[Instructions for the task] Gather every line that includes the word "coordinate", please.
-=-=-=-=-
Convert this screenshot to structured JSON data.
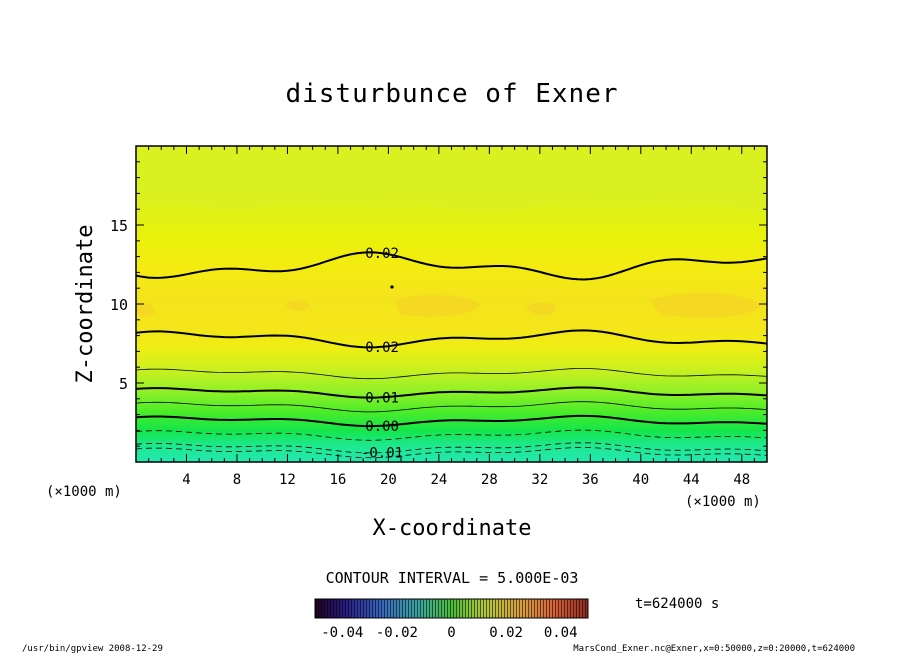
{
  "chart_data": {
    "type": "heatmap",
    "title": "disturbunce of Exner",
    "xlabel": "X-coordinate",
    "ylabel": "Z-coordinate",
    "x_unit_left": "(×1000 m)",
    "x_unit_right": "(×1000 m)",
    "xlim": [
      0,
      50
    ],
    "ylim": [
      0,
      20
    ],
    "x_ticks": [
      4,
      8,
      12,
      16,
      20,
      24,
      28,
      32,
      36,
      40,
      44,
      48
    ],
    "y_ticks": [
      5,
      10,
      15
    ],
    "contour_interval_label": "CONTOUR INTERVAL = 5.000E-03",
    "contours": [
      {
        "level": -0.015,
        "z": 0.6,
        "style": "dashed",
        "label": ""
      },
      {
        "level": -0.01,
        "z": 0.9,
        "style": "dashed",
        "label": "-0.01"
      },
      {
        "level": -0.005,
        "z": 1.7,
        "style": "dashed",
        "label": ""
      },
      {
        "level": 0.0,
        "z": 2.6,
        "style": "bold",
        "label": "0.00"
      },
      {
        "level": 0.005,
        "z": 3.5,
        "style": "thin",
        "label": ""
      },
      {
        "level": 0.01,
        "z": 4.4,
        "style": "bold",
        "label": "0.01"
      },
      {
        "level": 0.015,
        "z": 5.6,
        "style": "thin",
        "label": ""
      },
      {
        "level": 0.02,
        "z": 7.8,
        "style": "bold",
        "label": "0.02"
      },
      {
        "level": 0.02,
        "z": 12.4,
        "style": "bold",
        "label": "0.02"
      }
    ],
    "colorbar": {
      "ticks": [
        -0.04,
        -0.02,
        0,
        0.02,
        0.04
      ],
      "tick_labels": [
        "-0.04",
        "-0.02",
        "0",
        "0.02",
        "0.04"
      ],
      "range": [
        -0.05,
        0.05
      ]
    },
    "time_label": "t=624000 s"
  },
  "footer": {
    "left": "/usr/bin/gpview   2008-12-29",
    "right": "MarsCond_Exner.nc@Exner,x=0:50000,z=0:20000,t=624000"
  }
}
-=-=-=-=-
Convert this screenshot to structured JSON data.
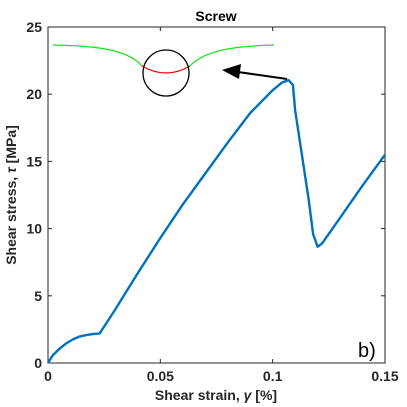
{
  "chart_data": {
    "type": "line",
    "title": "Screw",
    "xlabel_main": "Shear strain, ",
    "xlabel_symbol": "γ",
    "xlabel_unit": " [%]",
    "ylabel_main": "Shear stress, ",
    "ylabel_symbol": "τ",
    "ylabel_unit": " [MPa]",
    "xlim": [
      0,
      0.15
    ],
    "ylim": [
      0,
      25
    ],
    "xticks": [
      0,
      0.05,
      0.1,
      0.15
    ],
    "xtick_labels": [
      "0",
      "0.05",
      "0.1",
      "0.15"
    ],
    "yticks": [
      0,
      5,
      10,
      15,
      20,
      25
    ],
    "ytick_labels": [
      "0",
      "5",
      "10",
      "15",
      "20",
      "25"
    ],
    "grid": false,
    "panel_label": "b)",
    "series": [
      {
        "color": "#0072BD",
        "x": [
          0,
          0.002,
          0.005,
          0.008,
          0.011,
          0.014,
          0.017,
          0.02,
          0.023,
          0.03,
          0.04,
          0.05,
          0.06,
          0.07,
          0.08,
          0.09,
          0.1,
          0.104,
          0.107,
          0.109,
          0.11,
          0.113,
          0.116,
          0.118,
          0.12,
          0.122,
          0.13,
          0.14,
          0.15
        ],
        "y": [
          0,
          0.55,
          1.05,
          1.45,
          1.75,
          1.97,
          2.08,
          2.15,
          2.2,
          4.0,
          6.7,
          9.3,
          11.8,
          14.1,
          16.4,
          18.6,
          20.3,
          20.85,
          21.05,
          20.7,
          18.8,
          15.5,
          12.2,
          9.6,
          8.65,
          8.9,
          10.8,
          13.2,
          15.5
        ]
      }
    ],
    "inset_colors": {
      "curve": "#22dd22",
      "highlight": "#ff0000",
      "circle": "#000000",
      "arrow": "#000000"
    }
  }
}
-=-=-=-=-
[The response]
    "xlabel": "X-coordinate",
    "ylabel": "Z-coordinate",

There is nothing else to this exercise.